▶ [Texte à lire]

##############################

Mesures de lutte contre l’inflation en France et au Royaume-Uni

Sophie Lippmann et Josephine Rendall-Neal, avocates au sein de Fromont Briens | Littler et GQ | Littler vous proposent un bref aperçu des réponses que les gouvernements français et britannique ont récemment mises en œuvre afin de lutter contre les effets de la hausse actuelle de l'inflation en Europe. En France, ce sujet est au cœur de l'actualité dans la mesure où la loi n°2022-1158 portant sur les mesures d'urgence pour la protection du pouvoir d'achat a été publiée le 17 août 2022 au Journal Officiel et est entrée en vigueur le 18 août 2022.

France

Lors de la campagne présidentielle, le gouvernement Macron a pris l’engagement de mettre en place des mesures afin d’augmenter le pouvoir d’achat des Français.

La loi n° 2022-1158 portant sur les mesures d’urgence pour la protection du pouvoir d’achat a été publiée le 17 août 2022 au Journal Officiel et est entrée en vigueur le 18 août 2022.

Cette loi contient plusieurs mesures de droit du travail destinées à limiter les conséquences de l’inflation, dont les grandes lignes sont reprises ci-après.

Renouvellement et augmentation de la « prime de partage de la valeur » à partir du 1er juillet 2022

La loi pérennise la prime de pouvoir d’achat, rebaptisée « prime de partage de la valeur » et introduit la possibilité d’accorder cette prime une fois par an en une ou plusieurs fois, dans la limite d’une fois par trimestre.

##############################

▶ [Documents sources]

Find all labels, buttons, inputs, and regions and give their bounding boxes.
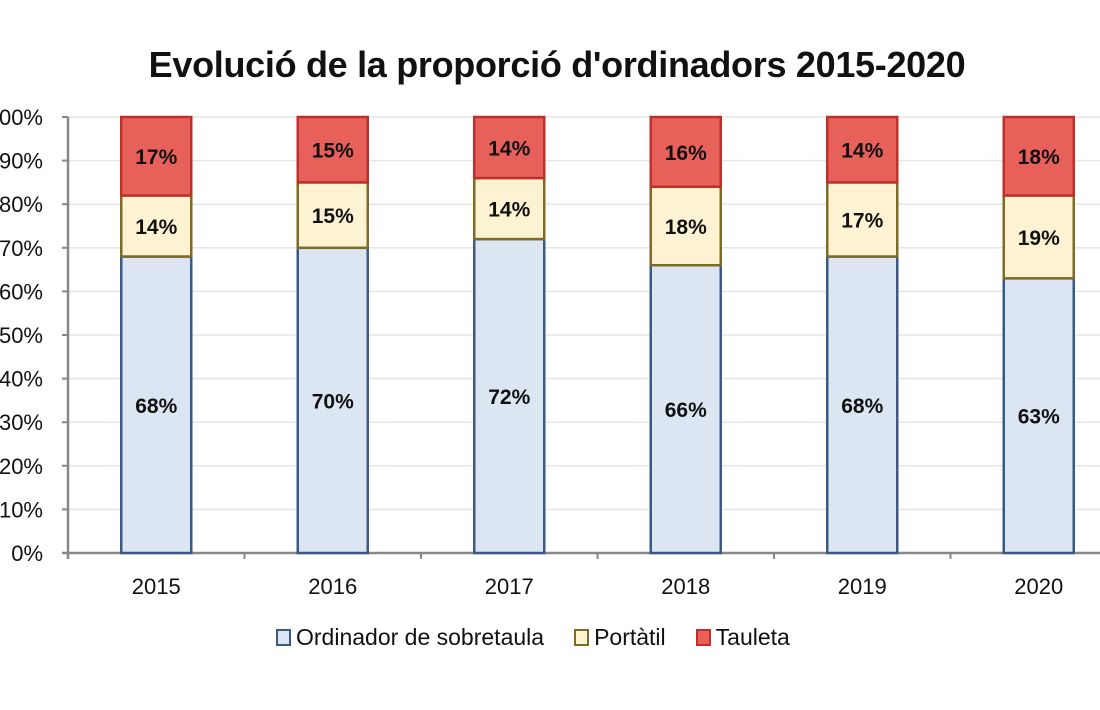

##############################

▶ [Énoncé du problème] Poursuivez le texte sur les mesures de lutte contre l'inflation en France et au Royaume-Uni à partir de sa dernière phrase. Les lignes n'interviennent en rien ici.

▶ [Résultat]
Pour être exonérée de cotisations sociales, la prime ne doit pas dépasser 3 000 € par salarié et par an. Ce plafond est porté à 6 000 € pour :

  • les entreprises d’au moins 50 salariés ayant mis en place un accord d’intéressement ;
  • les entreprises de moins de 50 salariés ayant mis en place un accord de participation ou d’intéressement.

La loi réduit l’exonération d’impôt sur le revenu ainsi que l’exonération de CSG/CRDSapplicables jusqu’ici à cette prime. Ces exonérations ne s’appliquent dorénavant qu’aux salariés dont le salaire est inférieur à trois fois le SMIC et aux primes versées jusqu’au 31 décembre 2023 uniquement.

Un forfait social spécifique sera applicable à partir du 1er janvier 2024 aux primes de partage de la valeur versées par les entreprises d’au moins 250 salariés. Cette contribution est déjà applicable à ces entreprises lorsque la prime est accordée avant le 1er janvier 2024 à des salariés dont la rémunération est au moins égale à trois fois le SMIC.

Mesures visant à faciliter la mise en place des accords d’intéressement

Les entreprises de moins de 50 salariés peuvent désormais plus facilement mettre en place un accord d’intéressement par décision unilatérale, cette faculté n’étant réservée jusqu’ici qu’à certaines entreprises de moins de 11 salariés.

La durée des accords d’intéressement a en outre été portée à un maximum de cinq ans, contre trois actuellement.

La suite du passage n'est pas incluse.